• **Requirements**:
Copy every entry word for word. Skip the pictures.

Saved entries
((

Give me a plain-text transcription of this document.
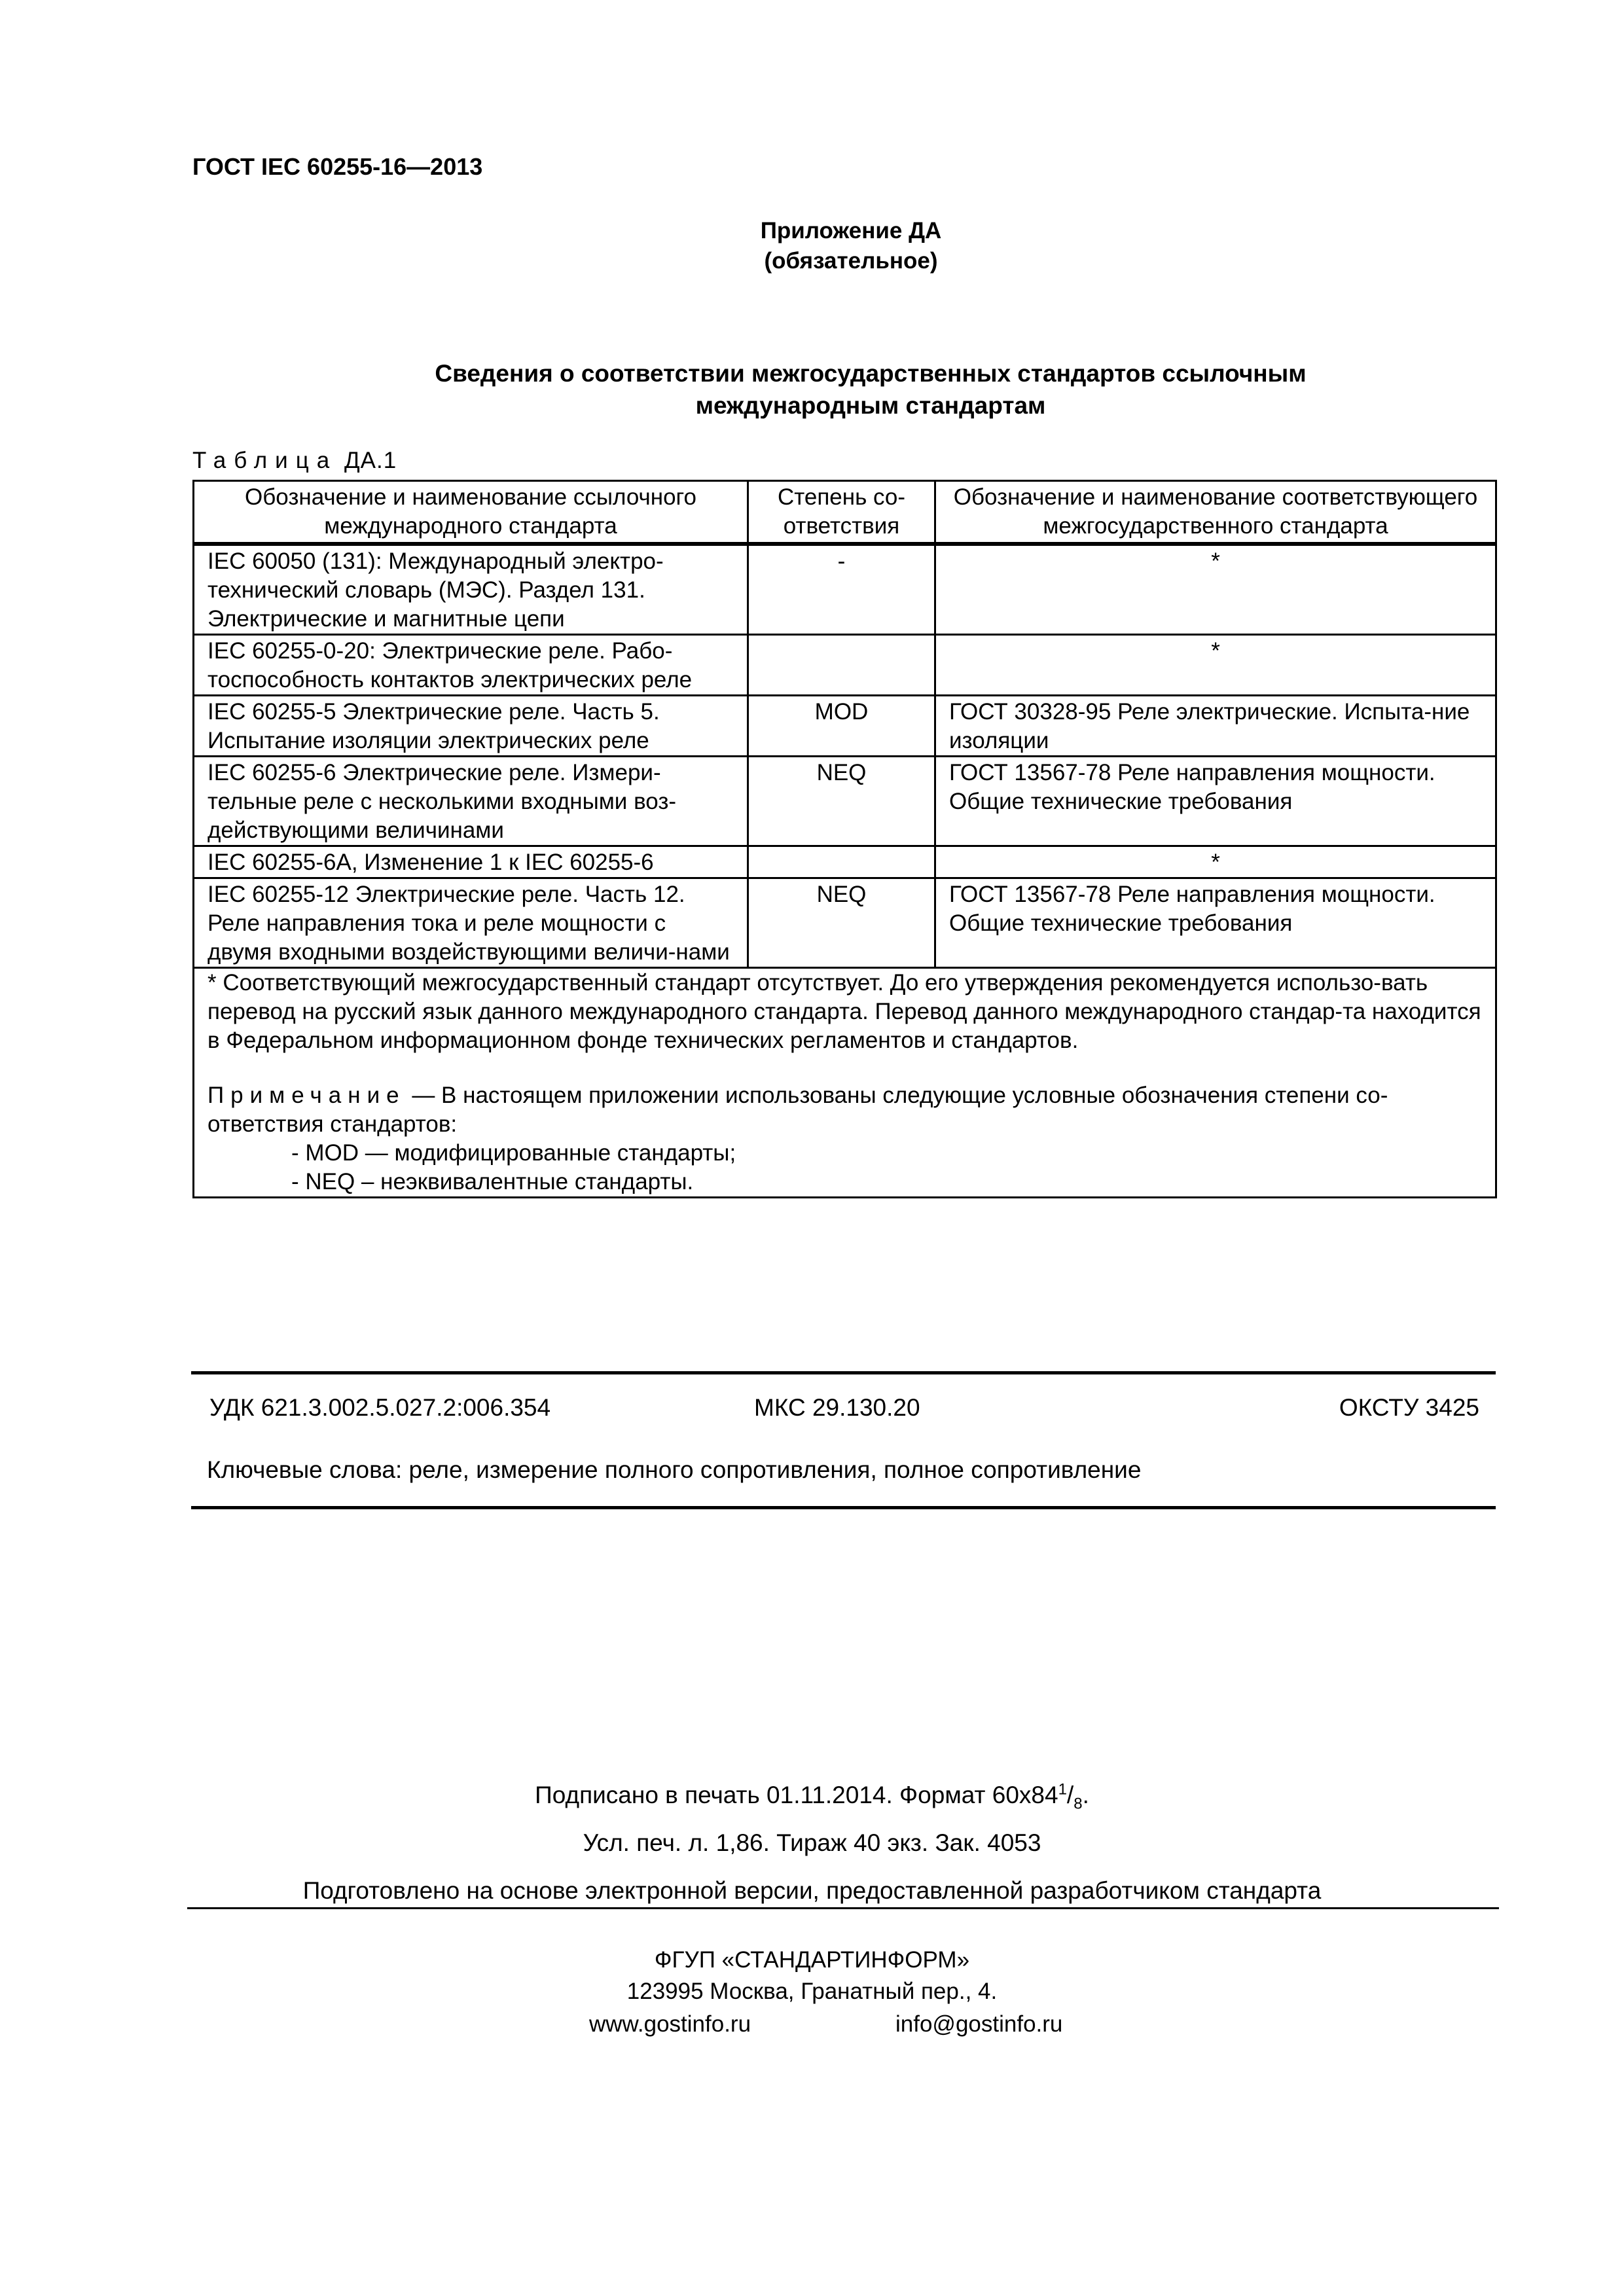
ГОСТ IEC 60255-16—2013
Приложение ДА
(обязательное)
Сведения о соответствии межгосударственных стандартов ссылочным
международным стандартам
Таблица ДА.1
Обозначение и наименование ссылочного международного стандарта	Степень со-ответствия	Обозначение и наименование соответствующего межгосударственного стандарта
IEC 60050 (131): Международный электро-технический словарь (МЭС). Раздел 131. Электрические и магнитные цепи	-	*
IEC 60255-0-20: Электрические реле. Рабо-тоспособность контактов электрических реле		*
IEC 60255-5 Электрические реле. Часть 5. Испытание изоляции электрических реле	MOD	ГОСТ 30328-95 Реле электрические. Испыта-ние изоляции
IEC 60255-6 Электрические реле. Измери-тельные реле с несколькими входными воз-действующими величинами	NEQ	ГОСТ 13567-78 Реле направления мощности. Общие технические требования
IEC 60255-6A, Изменение 1 к IEC 60255-6		*
IEC 60255-12 Электрические реле. Часть 12. Реле направления тока и реле мощности с двумя входными воздействующими величи-нами	NEQ	ГОСТ 13567-78 Реле направления мощности. Общие технические требования

* Соответствующий межгосударственный стандарт отсутствует. До его утверждения рекомендуется использо-вать перевод на русский язык данного международного стандарта. Перевод данного международного стандар-та находится в Федеральном информационном фонде технических регламентов и стандартов.
Примечание — В настоящем приложении использованы следующие условные обозначения степени со-ответствия стандартов:
- MOD — модифицированные стандарты;
- NEQ – неэквивалентные стандарты.		
УДК 621.3.002.5.027.2:006.354	МКС 29.130.20	ОКСТУ 3425
Ключевые слова: реле, измерение полного сопротивления, полное сопротивление
Подписано в печать 01.11.2014. Формат $60x84^1/_8$.
Усл. печ. л. 1,86. Тираж 40 экз. Зак. 4053
Подготовлено на основе электронной версии, предоставленной разработчиком стандарта
ФГУП «СТАНДАРТИНФОРМ»
123995 Москва, Гранатный пер., 4.
www.gostinfo.ru	info@gostinfo.ru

))

• **Expected output**:
Give me a plain-text transcription of this document.
ГОСТ IEC 60255-16—2013
Приложение ДА
(обязательное)
Сведения о соответствии межгосударственных стандартов ссылочным
международным стандартам
Таблица ДА.1
Обозначение и наименование ссылочного международного стандарта	Степень со-ответствия	Обозначение и наименование соответствующего межгосударственного стандарта
IEC 60050 (131): Международный электро-технический словарь (МЭС). Раздел 131. Электрические и магнитные цепи	-	*
IEC 60255-0-20: Электрические реле. Рабо-тоспособность контактов электрических реле		*
IEC 60255-5 Электрические реле. Часть 5. Испытание изоляции электрических реле	MOD	ГОСТ 30328-95 Реле электрические. Испыта-ние изоляции
IEC 60255-6 Электрические реле. Измери-тельные реле с несколькими входными воз-действующими величинами	NEQ	ГОСТ 13567-78 Реле направления мощности. Общие технические требования
IEC 60255-6A, Изменение 1 к IEC 60255-6		*
IEC 60255-12 Электрические реле. Часть 12. Реле направления тока и реле мощности с двумя входными воздействующими величи-нами	NEQ	ГОСТ 13567-78 Реле направления мощности. Общие технические требования

* Соответствующий межгосударственный стандарт отсутствует. До его утверждения рекомендуется использо-вать перевод на русский язык данного международного стандарта. Перевод данного международного стандар-та находится в Федеральном информационном фонде технических регламентов и стандартов.
Примечание — В настоящем приложении использованы следующие условные обозначения степени со-ответствия стандартов:
- MOD — модифицированные стандарты;
- NEQ – неэквивалентные стандарты.		
УДК 621.3.002.5.027.2:006.354	МКС 29.130.20	ОКСТУ 3425
Ключевые слова: реле, измерение полного сопротивления, полное сопротивление
Подписано в печать 01.11.2014. Формат $60x84^1/_8$.
Усл. печ. л. 1,86. Тираж 40 экз. Зак. 4053
Подготовлено на основе электронной версии, предоставленной разработчиком стандарта
ФГУП «СТАНДАРТИНФОРМ»
123995 Москва, Гранатный пер., 4.
www.gostinfo.ru	info@gostinfo.ru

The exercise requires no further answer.